[RECORD SET start]
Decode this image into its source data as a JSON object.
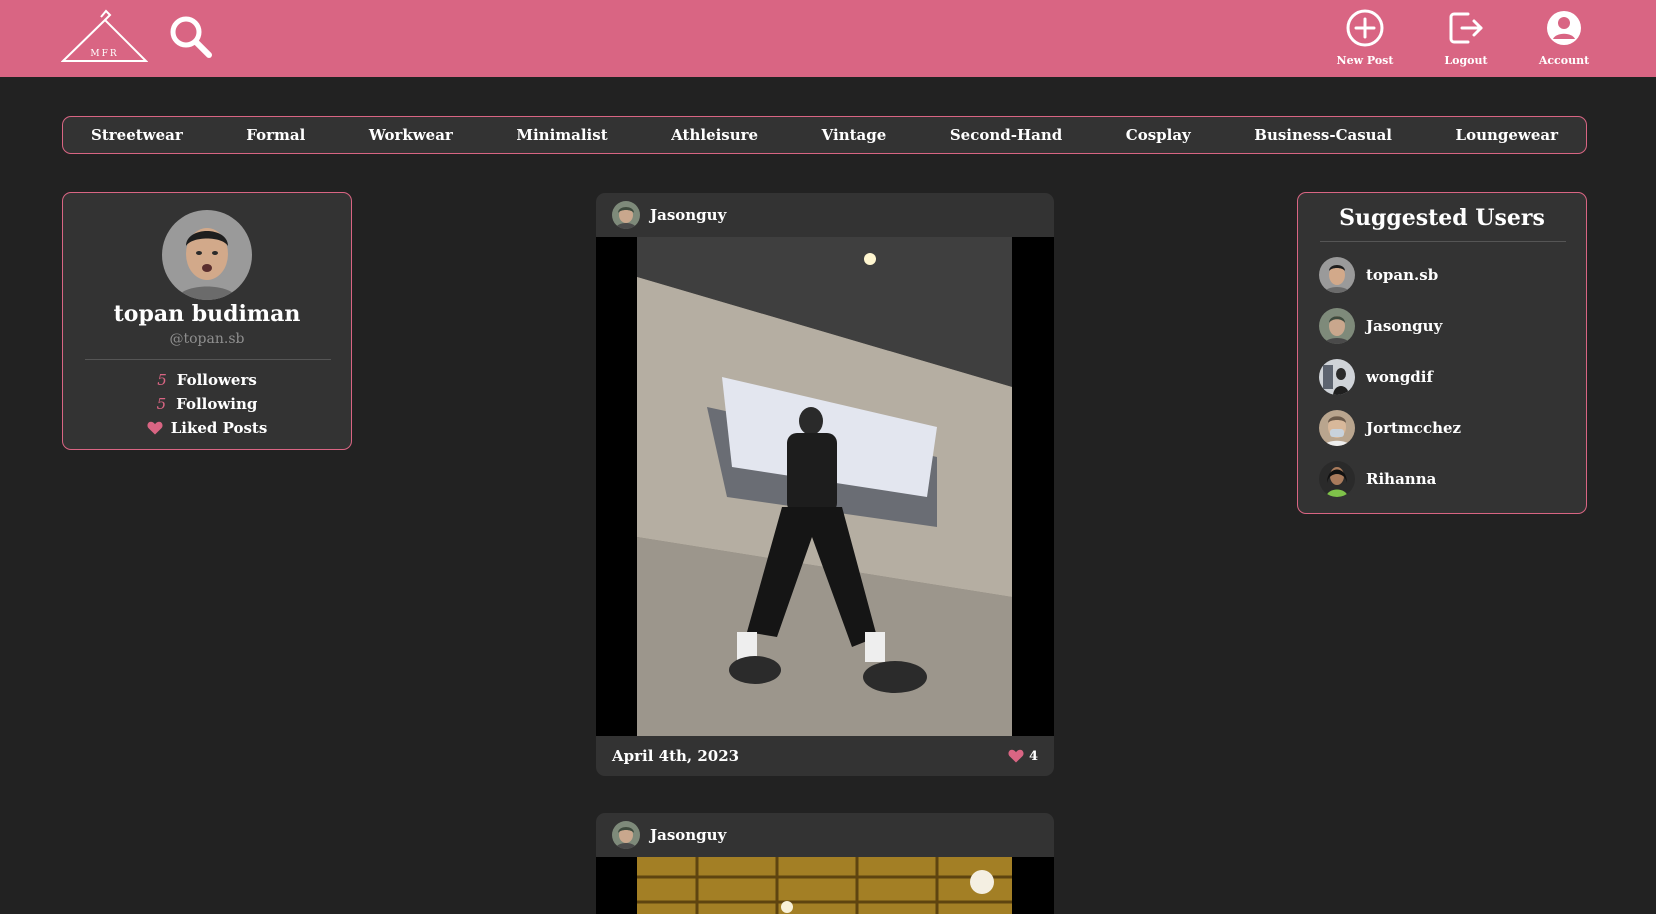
{
  "header": {
    "logo_text": "MFR",
    "actions": [
      {
        "label": "New Post",
        "icon": "plus-circle-icon"
      },
      {
        "label": "Logout",
        "icon": "logout-icon"
      },
      {
        "label": "Account",
        "icon": "account-icon"
      }
    ]
  },
  "categories": [
    "Streetwear",
    "Formal",
    "Workwear",
    "Minimalist",
    "Athleisure",
    "Vintage",
    "Second-Hand",
    "Cosplay",
    "Business-Casual",
    "Loungewear"
  ],
  "profile": {
    "name": "topan budiman",
    "handle": "@topan.sb",
    "followers_count": "5",
    "followers_label": "Followers",
    "following_count": "5",
    "following_label": "Following",
    "liked_label": "Liked Posts"
  },
  "posts": [
    {
      "username": "Jasonguy",
      "date": "April 4th, 2023",
      "likes": "4"
    },
    {
      "username": "Jasonguy"
    }
  ],
  "suggested": {
    "title": "Suggested Users",
    "users": [
      {
        "name": "topan.sb"
      },
      {
        "name": "Jasonguy"
      },
      {
        "name": "wongdif"
      },
      {
        "name": "Jortmcchez"
      },
      {
        "name": "Rihanna"
      }
    ]
  },
  "colors": {
    "accent": "#d96583",
    "background": "#222222",
    "card": "#333333",
    "muted": "#8f8f8f"
  }
}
[RECORD SET end]
WHAT THE TASK ASKS =>
Display every line of the listing that contains the string "username".

CORRECT ANSWER =>
      "username": "Jasonguy",
      "username": "Jasonguy"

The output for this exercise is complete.